* What you should do
Go through the material below and copy all lines with "hace".

(Dataset entries)
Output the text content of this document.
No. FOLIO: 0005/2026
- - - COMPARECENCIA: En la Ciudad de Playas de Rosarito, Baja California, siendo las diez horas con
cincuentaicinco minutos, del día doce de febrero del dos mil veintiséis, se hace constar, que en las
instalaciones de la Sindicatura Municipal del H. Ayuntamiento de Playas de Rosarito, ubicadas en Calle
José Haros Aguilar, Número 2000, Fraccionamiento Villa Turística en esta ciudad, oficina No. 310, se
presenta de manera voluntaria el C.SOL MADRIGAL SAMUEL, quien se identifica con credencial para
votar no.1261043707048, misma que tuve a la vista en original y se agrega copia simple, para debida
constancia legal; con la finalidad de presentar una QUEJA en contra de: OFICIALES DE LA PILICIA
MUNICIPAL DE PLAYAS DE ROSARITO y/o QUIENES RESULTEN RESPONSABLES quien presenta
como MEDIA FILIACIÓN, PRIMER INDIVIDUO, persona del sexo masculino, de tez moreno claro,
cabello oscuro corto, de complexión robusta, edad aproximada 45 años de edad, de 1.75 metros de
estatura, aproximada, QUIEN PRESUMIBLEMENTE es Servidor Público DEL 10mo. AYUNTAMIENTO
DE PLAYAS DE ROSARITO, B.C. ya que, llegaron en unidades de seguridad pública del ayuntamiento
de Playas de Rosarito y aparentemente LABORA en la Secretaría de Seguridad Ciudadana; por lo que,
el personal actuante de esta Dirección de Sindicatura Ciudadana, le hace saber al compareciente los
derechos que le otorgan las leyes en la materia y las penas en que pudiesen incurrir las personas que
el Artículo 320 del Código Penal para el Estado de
...
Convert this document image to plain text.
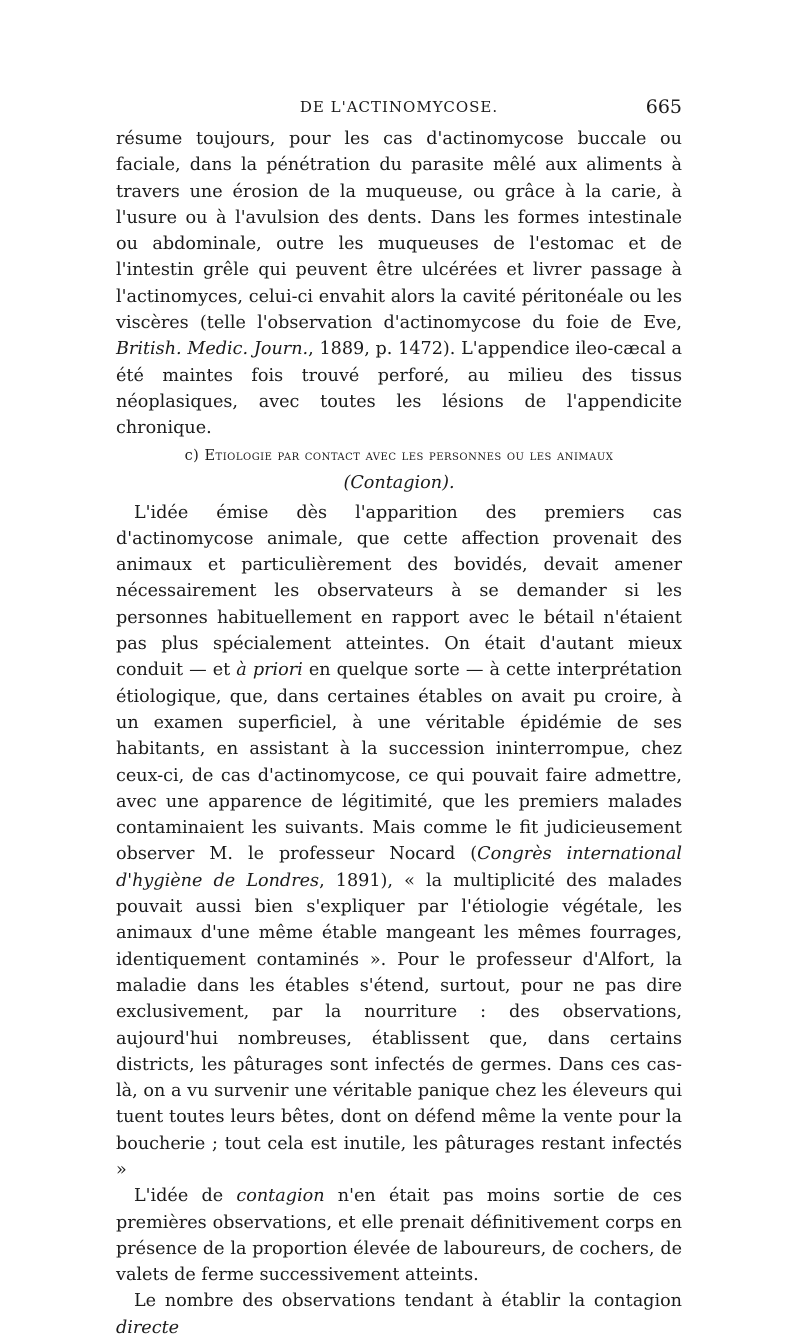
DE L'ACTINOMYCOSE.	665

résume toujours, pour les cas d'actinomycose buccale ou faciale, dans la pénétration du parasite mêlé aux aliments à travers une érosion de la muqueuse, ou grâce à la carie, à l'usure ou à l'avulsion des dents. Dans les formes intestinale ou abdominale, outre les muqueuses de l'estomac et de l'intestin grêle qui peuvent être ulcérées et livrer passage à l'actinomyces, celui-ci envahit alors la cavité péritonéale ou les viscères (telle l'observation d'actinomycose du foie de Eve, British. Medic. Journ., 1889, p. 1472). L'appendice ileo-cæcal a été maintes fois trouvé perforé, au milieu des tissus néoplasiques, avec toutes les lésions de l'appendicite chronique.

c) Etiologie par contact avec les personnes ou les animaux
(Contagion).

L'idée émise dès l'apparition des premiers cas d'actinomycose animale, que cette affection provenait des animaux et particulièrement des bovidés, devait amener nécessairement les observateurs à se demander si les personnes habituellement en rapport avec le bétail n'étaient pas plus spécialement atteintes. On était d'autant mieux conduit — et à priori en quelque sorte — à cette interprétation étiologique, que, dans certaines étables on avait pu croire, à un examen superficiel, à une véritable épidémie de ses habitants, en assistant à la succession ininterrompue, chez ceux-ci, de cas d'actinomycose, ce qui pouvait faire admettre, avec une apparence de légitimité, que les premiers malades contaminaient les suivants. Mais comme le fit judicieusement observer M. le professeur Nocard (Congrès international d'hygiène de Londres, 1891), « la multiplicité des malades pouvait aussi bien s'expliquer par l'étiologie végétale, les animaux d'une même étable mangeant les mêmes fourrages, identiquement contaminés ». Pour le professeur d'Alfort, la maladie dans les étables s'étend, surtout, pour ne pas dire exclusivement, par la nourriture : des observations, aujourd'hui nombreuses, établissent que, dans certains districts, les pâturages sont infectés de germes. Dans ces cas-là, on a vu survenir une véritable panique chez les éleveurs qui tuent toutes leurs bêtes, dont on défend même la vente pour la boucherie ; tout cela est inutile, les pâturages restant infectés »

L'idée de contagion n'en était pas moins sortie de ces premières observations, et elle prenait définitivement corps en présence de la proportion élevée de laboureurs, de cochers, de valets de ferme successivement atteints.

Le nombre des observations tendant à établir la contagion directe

* Completed exercise
cincuentaicinco minutos, del día doce de febrero del dos mil veintiséis, se hace constar, que en las
el personal actuante de esta Dirección de Sindicatura Ciudadana, le hace saber al compareciente los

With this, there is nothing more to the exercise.